Exercise goal:
Return every line of the data below that includes the string "model".

Dataset content:

◇ ◇ ◇ ◇ ◇ ◇ ◇

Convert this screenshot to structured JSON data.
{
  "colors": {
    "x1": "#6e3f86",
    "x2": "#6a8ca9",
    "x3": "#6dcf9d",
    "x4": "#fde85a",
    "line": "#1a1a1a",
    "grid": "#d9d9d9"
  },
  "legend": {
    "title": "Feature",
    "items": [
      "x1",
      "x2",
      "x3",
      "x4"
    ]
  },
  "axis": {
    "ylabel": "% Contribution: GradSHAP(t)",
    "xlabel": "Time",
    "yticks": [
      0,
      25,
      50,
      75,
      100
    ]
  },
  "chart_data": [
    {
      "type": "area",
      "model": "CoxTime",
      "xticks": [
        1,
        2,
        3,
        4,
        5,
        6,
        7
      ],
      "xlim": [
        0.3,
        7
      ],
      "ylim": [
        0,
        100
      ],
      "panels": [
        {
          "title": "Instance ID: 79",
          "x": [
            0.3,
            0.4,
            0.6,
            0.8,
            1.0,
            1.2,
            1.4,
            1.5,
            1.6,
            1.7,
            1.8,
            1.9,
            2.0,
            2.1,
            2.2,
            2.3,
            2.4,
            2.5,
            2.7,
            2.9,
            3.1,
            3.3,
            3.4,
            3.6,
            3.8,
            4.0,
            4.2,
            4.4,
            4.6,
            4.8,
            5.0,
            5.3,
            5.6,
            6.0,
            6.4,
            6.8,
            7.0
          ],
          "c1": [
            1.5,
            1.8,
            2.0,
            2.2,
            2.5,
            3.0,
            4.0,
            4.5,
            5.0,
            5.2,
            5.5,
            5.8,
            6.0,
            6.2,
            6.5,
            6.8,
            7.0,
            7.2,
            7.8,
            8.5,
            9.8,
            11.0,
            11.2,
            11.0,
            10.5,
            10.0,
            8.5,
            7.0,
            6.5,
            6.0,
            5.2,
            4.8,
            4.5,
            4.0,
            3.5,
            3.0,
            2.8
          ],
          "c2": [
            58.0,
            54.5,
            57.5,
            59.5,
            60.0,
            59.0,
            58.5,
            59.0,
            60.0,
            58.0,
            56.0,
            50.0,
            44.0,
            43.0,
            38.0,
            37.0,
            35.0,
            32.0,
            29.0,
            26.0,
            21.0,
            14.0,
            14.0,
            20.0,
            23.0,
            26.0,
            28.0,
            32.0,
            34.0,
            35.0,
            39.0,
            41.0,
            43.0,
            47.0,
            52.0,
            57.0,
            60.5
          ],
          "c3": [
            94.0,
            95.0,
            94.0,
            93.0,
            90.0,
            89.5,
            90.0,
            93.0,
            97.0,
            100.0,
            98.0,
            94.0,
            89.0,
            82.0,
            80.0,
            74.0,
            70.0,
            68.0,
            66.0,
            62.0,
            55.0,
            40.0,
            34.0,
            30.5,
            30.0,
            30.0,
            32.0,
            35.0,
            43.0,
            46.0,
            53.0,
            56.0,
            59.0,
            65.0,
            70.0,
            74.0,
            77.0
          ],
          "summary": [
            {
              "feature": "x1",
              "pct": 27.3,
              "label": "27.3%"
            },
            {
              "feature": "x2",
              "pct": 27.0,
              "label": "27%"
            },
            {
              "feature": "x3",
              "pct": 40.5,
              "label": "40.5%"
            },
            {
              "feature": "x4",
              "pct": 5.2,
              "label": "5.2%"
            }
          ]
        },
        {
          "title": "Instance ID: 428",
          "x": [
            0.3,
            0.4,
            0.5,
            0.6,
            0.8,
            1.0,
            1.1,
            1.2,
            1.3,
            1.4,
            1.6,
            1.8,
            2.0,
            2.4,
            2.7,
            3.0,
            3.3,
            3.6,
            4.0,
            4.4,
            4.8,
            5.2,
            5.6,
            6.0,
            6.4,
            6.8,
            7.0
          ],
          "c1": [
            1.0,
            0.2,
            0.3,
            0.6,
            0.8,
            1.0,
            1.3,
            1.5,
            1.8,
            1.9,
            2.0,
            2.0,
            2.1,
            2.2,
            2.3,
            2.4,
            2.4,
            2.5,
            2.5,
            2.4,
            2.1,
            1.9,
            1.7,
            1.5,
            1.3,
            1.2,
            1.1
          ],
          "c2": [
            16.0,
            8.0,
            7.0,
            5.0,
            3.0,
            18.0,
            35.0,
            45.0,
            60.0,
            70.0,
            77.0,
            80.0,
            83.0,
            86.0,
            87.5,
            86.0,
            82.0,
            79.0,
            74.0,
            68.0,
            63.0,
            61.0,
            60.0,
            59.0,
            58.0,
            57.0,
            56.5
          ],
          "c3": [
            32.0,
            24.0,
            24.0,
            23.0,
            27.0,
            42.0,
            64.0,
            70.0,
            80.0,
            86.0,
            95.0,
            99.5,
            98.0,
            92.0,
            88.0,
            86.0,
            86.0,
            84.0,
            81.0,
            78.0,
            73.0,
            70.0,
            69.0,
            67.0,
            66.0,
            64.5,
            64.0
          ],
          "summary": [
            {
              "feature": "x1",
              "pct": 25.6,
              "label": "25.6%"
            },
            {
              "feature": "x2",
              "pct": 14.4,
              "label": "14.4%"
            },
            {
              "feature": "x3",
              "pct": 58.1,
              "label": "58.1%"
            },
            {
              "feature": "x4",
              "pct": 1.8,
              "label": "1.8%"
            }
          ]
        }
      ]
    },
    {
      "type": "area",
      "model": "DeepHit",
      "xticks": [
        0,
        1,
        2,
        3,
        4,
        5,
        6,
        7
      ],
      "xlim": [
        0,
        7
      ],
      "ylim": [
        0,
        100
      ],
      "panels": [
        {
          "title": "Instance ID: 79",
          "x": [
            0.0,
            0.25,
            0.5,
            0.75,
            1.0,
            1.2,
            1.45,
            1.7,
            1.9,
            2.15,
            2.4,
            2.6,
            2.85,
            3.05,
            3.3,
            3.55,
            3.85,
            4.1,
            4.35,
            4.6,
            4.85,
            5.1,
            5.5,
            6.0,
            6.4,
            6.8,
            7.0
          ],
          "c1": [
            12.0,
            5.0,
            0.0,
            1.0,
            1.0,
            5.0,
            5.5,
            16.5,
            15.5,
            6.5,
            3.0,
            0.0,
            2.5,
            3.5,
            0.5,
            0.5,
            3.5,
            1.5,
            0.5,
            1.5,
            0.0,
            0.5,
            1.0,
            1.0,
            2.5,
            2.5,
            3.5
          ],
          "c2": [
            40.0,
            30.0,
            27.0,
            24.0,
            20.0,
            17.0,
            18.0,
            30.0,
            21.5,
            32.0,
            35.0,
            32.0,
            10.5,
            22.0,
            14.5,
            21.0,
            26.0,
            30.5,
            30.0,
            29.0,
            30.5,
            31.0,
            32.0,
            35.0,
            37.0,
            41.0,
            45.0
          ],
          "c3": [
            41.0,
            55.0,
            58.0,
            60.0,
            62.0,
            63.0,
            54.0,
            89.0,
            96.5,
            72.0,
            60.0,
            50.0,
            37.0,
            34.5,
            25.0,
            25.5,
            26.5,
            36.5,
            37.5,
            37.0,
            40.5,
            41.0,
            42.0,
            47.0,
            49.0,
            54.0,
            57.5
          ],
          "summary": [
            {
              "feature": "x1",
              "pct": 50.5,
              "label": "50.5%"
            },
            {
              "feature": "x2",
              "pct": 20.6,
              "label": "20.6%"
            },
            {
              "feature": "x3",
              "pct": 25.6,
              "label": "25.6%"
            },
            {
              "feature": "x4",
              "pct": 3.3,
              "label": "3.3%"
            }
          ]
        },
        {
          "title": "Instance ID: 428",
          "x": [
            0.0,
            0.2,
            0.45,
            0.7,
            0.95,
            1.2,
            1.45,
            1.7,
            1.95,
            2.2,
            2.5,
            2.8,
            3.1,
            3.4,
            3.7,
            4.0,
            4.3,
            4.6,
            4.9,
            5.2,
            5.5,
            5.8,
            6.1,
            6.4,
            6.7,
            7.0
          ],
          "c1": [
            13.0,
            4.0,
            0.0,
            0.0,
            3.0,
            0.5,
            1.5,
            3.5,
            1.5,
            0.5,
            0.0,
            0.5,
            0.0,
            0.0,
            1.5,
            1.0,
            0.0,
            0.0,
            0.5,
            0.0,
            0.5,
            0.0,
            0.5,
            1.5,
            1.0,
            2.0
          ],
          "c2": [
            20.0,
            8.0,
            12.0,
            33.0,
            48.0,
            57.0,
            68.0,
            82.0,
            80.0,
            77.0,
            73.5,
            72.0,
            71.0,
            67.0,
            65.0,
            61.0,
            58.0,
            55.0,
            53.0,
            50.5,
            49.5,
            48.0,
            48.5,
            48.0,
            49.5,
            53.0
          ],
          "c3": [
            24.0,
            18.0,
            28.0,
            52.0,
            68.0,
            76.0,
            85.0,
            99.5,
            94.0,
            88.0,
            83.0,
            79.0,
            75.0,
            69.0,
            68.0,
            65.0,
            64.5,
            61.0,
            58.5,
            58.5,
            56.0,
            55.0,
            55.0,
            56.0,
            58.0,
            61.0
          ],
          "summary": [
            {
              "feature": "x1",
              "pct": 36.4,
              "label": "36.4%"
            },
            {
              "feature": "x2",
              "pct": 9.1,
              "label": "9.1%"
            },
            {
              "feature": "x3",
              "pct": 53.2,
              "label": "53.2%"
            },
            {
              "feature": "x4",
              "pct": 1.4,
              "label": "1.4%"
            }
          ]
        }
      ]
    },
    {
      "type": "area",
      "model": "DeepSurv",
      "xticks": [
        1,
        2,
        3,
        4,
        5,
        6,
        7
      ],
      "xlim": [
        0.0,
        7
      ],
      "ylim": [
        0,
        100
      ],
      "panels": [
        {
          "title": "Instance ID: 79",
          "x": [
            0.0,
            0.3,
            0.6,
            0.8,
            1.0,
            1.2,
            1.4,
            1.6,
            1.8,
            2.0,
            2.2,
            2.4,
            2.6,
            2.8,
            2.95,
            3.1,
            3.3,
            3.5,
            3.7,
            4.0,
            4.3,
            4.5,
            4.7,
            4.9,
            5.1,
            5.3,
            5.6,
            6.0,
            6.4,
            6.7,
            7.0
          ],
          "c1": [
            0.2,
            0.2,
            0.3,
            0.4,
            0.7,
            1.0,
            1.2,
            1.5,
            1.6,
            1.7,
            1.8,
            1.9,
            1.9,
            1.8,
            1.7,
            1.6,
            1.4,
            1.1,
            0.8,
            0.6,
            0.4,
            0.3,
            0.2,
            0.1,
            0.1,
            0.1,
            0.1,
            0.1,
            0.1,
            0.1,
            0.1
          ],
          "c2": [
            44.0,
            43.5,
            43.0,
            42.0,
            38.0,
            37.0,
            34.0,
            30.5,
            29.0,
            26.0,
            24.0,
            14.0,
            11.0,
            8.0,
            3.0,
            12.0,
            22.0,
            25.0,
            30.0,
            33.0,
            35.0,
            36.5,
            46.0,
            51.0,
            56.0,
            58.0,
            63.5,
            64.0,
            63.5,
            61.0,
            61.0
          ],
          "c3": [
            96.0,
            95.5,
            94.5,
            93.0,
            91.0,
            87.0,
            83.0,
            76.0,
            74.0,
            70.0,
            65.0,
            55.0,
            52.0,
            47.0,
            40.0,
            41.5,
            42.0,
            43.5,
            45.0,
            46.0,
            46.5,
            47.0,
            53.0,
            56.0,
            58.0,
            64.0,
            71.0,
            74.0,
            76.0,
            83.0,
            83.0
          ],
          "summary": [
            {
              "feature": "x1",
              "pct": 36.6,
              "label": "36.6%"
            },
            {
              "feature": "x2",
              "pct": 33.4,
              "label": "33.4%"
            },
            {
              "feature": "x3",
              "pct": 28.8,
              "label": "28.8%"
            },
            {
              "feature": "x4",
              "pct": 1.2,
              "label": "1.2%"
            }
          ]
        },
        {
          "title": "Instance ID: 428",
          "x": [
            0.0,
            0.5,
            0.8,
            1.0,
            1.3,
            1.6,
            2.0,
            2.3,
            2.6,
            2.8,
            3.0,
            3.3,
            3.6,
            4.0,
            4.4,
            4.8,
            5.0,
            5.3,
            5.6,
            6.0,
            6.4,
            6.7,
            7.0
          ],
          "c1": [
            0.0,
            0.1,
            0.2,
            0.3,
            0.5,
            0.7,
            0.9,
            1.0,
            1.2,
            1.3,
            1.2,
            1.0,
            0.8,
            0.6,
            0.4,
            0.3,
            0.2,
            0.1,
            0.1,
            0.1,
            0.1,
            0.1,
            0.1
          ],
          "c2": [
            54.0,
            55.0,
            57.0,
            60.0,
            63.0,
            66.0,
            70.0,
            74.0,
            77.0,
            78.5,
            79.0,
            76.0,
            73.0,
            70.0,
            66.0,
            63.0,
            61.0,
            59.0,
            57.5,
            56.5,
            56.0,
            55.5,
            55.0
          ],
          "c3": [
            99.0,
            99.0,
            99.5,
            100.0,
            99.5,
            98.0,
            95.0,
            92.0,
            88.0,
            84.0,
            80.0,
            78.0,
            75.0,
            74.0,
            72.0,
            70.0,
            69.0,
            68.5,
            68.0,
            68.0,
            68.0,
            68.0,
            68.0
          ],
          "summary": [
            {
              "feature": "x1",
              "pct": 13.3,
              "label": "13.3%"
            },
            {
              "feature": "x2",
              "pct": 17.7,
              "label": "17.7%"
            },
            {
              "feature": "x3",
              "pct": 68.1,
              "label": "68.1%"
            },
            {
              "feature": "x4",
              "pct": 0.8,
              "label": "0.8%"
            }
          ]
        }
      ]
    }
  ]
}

◇ ◇ ◇ ◇ ◇ ◇ ◇

Task answer:
      "model": "CoxTime",
      "model": "DeepHit",
      "model": "DeepSurv",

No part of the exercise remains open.